Exercise: Locate every line below that contains the word "frammento" and copy it.

----

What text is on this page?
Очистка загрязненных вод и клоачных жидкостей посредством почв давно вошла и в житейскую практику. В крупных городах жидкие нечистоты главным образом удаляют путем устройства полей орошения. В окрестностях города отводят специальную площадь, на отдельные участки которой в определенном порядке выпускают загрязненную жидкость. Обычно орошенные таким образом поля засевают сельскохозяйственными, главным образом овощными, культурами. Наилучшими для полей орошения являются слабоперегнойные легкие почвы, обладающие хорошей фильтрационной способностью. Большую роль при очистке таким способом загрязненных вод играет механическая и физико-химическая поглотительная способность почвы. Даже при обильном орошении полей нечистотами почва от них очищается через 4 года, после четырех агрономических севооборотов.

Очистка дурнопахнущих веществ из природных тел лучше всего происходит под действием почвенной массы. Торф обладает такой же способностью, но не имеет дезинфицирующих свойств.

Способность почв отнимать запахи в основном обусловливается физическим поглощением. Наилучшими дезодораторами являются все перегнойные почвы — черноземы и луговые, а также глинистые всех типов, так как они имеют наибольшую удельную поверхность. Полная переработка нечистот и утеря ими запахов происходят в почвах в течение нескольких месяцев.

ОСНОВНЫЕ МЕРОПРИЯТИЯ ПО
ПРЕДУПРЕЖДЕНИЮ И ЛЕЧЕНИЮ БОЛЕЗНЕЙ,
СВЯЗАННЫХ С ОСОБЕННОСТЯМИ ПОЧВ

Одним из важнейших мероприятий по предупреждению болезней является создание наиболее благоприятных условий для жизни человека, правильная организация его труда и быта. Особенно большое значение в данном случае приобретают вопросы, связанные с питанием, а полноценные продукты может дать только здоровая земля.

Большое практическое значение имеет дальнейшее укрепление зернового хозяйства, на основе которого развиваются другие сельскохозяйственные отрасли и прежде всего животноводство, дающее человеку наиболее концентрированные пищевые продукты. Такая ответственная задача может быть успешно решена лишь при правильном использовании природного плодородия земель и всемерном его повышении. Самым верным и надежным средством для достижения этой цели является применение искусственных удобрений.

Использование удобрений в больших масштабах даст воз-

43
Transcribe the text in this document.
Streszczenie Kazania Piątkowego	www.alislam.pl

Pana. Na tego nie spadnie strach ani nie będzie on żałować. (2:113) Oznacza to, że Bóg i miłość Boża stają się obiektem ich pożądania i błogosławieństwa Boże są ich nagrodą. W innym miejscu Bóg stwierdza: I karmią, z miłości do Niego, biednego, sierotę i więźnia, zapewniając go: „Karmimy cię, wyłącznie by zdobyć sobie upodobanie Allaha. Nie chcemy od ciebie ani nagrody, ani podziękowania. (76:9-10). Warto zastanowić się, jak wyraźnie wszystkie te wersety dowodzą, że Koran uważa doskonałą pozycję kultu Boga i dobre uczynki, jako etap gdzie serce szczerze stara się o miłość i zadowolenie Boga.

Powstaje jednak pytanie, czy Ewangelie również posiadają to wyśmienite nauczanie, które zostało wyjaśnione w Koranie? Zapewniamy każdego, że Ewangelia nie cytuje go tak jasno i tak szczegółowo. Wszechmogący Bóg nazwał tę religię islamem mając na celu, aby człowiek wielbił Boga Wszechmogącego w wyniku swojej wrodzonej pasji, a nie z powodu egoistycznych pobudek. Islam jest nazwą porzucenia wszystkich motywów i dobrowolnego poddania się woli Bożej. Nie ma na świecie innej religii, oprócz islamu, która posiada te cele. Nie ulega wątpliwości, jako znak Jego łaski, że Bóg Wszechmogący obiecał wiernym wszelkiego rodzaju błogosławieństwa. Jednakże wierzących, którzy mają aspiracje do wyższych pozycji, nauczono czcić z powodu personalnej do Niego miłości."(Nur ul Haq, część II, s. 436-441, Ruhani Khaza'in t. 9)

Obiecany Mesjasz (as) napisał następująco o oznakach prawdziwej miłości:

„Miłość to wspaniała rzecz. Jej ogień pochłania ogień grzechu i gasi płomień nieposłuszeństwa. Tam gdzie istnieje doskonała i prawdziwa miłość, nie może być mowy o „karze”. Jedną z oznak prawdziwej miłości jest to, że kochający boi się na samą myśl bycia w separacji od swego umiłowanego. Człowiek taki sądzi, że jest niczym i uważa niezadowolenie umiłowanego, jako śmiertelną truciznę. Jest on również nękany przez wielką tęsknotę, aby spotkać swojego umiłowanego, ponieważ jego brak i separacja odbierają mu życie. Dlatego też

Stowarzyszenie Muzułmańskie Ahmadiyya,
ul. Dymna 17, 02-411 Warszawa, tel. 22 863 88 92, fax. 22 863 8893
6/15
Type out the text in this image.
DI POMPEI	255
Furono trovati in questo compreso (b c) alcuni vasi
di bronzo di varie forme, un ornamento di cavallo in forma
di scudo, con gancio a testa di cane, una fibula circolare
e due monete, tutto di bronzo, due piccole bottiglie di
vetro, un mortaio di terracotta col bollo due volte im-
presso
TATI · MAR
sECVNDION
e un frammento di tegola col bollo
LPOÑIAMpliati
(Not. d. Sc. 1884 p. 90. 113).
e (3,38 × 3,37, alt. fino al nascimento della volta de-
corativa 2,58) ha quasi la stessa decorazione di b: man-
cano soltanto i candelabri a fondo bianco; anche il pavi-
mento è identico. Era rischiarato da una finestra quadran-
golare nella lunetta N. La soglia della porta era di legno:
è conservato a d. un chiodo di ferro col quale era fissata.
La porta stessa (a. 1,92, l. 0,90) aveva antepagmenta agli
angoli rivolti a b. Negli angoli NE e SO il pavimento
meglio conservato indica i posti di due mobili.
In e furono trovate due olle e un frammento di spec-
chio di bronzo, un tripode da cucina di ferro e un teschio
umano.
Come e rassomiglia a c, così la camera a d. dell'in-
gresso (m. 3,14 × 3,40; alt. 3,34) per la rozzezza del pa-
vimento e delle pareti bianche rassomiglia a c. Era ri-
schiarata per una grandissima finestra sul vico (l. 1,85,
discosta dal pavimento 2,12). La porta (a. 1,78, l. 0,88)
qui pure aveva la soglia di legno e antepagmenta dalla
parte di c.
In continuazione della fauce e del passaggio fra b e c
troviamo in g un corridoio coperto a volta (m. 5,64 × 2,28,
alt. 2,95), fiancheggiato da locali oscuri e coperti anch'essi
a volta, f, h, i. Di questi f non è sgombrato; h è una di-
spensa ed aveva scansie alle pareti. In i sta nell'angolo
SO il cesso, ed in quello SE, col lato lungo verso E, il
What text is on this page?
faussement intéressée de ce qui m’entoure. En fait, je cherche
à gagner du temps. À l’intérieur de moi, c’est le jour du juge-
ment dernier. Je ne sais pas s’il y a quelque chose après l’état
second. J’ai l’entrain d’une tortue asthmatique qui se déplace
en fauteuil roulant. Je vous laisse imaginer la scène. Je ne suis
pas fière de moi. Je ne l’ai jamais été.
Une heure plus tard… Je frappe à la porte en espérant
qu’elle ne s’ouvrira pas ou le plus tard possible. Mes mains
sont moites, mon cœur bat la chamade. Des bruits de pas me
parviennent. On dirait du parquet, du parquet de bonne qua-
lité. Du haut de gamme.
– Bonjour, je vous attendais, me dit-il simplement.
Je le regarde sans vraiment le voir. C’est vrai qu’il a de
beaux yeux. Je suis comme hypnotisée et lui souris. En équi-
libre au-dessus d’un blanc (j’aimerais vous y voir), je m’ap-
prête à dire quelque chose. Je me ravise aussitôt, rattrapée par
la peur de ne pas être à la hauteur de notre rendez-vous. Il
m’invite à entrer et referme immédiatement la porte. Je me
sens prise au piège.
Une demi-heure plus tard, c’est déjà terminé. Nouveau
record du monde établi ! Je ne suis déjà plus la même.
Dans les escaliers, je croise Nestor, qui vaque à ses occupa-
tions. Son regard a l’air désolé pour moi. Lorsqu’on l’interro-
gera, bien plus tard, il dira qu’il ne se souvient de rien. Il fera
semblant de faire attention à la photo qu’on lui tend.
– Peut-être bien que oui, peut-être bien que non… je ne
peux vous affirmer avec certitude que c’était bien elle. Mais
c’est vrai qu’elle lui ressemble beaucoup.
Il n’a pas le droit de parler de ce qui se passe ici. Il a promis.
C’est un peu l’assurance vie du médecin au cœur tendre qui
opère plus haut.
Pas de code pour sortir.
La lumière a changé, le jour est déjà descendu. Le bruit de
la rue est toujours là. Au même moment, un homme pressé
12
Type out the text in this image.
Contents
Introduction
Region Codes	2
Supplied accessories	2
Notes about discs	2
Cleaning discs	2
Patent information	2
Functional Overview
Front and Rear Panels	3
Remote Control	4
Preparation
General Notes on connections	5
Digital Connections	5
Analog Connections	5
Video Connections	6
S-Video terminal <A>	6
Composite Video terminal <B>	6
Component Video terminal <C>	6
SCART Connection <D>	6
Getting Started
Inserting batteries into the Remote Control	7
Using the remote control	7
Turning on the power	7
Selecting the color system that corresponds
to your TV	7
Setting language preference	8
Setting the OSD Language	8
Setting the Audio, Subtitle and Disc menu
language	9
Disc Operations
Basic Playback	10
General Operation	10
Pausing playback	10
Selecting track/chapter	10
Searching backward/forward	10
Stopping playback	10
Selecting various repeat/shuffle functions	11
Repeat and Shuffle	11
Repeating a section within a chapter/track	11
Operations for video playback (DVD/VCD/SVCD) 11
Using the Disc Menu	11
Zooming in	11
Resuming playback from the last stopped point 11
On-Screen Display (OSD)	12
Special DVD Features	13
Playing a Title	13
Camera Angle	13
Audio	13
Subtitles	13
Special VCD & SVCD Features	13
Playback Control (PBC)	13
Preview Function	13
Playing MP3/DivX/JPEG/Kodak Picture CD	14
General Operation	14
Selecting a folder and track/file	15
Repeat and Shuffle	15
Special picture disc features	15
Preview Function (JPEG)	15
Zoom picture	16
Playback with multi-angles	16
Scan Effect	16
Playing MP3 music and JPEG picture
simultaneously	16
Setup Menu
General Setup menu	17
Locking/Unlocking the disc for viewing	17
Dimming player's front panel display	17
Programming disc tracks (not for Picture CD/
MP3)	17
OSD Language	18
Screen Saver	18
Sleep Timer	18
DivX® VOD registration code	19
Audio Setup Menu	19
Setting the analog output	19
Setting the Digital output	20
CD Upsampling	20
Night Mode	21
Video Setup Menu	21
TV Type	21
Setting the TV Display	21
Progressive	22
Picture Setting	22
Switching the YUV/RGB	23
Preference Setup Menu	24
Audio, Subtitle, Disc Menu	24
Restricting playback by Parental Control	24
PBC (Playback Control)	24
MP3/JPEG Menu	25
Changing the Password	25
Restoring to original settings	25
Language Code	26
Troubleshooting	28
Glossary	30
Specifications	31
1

----

Finished exercise:
e un frammento di tegola col bollo
In e furono trovate due olle e un frammento di spec-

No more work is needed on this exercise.